TASK PROMPT: Copy every line from the data below in which the string "Boden" can be found.

RECORDS:
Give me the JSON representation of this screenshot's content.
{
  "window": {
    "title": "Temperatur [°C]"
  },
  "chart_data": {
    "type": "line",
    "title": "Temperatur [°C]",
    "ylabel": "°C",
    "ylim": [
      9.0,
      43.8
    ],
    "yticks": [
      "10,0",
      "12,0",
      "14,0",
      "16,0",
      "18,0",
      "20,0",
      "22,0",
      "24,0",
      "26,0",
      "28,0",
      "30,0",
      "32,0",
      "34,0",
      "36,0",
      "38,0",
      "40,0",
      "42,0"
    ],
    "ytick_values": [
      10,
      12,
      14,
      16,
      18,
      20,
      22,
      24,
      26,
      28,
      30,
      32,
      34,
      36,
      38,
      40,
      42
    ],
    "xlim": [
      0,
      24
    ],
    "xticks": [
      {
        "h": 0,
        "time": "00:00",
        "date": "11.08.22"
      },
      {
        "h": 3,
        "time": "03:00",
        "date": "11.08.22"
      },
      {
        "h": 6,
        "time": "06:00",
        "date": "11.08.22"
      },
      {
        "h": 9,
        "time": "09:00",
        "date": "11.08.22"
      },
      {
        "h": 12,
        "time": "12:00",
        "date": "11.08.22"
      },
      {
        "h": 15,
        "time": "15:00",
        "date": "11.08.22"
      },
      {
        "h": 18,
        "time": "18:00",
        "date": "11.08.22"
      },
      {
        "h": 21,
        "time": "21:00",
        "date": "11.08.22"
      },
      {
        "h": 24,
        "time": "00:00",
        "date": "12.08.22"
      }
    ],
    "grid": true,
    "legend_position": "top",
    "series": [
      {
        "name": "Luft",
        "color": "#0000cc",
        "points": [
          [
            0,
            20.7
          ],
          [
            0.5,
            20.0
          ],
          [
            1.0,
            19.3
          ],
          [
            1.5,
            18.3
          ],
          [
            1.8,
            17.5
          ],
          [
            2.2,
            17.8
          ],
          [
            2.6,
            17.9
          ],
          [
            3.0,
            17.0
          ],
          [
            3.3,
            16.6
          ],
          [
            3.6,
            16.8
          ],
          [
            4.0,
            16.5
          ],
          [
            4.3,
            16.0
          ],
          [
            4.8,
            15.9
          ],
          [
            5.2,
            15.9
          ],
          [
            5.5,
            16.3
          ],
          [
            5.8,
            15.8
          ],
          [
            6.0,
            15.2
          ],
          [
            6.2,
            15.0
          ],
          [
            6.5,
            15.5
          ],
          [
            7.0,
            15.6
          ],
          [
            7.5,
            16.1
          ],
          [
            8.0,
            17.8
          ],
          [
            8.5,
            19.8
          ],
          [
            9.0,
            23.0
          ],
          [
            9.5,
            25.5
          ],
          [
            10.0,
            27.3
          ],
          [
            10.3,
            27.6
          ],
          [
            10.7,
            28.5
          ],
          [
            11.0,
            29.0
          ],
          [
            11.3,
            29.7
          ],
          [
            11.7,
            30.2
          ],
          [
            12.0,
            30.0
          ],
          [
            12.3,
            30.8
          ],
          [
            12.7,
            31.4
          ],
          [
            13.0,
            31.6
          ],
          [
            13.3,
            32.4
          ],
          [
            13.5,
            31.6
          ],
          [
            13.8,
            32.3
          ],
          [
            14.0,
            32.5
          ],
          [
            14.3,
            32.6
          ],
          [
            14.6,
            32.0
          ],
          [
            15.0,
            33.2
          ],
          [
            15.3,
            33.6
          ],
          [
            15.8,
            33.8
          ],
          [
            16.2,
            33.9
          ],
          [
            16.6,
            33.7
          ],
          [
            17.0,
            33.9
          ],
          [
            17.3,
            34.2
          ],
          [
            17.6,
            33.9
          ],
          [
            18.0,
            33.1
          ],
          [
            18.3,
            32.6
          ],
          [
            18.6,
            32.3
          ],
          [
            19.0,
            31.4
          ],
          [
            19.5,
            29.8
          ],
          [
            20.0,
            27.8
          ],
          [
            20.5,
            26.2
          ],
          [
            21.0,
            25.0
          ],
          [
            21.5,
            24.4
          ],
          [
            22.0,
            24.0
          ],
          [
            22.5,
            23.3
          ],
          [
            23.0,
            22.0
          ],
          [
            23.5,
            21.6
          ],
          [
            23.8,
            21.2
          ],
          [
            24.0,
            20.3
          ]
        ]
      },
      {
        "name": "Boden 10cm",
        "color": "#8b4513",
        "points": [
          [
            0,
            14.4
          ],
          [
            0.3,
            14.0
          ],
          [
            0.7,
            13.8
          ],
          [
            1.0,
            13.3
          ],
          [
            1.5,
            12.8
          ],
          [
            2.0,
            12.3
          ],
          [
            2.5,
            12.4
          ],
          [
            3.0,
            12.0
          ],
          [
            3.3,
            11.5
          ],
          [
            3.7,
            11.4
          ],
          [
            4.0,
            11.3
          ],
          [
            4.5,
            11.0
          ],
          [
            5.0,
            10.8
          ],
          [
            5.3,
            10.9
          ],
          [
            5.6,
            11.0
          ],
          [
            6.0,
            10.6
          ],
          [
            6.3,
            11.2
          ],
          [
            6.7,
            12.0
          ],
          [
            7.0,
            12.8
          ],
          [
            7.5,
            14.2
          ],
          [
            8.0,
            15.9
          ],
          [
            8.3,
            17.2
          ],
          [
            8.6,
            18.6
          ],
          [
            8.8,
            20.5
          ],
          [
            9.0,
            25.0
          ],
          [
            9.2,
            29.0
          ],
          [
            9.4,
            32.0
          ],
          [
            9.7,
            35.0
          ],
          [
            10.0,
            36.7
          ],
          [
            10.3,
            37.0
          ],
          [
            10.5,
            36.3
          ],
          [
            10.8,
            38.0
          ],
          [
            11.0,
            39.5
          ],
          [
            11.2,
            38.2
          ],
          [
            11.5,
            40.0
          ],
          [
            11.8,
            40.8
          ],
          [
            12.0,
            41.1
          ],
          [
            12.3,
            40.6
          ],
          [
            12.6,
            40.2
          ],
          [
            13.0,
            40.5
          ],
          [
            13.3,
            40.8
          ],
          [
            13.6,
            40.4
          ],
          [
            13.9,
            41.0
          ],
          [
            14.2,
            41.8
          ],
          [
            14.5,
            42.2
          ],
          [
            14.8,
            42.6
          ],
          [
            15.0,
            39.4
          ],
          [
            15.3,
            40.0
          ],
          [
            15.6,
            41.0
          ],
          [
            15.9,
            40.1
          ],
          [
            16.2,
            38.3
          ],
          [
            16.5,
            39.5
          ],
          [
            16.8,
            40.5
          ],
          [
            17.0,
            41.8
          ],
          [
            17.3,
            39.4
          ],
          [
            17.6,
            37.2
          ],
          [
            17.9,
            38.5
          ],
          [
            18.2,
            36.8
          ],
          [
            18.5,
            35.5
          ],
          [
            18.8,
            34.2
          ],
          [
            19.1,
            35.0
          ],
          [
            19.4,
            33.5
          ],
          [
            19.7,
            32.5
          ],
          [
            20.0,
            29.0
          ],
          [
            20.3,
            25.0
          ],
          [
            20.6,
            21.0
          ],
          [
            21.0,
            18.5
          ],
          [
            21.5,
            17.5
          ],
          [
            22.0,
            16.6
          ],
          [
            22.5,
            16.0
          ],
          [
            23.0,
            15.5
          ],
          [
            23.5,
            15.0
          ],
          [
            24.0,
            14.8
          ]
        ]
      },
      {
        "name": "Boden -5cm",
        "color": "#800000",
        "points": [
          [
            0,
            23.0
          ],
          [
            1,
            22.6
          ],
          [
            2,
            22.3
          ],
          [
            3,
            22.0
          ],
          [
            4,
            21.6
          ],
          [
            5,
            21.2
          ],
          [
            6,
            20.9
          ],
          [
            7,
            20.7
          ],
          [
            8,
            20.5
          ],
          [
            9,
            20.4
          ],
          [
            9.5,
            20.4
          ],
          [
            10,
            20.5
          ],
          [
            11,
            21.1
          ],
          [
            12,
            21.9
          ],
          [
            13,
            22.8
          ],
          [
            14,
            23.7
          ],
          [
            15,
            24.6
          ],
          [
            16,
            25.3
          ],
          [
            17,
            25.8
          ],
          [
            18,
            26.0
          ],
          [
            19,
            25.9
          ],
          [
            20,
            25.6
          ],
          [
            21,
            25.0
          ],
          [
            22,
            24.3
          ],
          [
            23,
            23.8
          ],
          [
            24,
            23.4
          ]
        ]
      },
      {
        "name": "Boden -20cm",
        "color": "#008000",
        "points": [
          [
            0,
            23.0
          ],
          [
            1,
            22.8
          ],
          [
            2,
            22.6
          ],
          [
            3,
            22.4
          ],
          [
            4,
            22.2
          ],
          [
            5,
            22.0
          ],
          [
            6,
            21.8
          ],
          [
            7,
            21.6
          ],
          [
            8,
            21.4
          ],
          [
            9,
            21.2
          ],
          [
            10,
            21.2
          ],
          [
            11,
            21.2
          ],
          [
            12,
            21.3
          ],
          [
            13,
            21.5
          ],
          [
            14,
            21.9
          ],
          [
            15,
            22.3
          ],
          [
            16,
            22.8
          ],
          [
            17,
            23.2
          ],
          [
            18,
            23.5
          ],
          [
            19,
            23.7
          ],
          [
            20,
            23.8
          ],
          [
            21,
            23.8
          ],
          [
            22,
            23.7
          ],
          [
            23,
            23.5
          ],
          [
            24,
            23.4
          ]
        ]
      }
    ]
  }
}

SOLUTION TO THE PROBLEM:
        "name": "Boden 10cm",
        "name": "Boden -5cm",
        "name": "Boden -20cm",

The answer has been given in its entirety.